• _WORK TO BE COMPLETED_: Find the lines that contain the word "things" and copy each one.

Collected data
---

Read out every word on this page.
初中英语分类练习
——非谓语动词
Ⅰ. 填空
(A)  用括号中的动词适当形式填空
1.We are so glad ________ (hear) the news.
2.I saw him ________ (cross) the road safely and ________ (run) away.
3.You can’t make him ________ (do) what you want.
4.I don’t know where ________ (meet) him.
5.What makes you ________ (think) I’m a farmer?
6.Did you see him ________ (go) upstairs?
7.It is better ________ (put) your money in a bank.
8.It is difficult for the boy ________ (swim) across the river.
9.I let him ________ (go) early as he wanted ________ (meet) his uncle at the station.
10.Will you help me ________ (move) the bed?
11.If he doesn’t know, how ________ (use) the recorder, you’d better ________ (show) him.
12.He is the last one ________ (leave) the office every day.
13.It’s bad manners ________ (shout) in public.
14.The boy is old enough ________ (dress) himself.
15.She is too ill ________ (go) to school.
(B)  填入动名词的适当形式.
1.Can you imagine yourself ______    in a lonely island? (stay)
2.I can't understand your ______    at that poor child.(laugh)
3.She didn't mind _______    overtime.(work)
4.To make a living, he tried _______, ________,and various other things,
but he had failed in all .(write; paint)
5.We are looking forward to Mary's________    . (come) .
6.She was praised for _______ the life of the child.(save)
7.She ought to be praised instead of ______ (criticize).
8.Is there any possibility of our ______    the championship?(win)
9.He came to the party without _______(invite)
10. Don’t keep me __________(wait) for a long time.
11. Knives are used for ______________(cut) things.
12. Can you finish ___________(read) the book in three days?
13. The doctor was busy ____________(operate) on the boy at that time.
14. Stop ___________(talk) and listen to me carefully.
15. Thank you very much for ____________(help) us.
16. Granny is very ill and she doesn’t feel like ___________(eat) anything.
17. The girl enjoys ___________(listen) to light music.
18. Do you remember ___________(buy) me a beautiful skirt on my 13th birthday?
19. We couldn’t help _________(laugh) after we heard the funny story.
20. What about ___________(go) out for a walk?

---

• _COMPLETE RESPONSE_:
4.To make a living, he tried _______, ________,and various other things,
11. Knives are used for ______________(cut) things.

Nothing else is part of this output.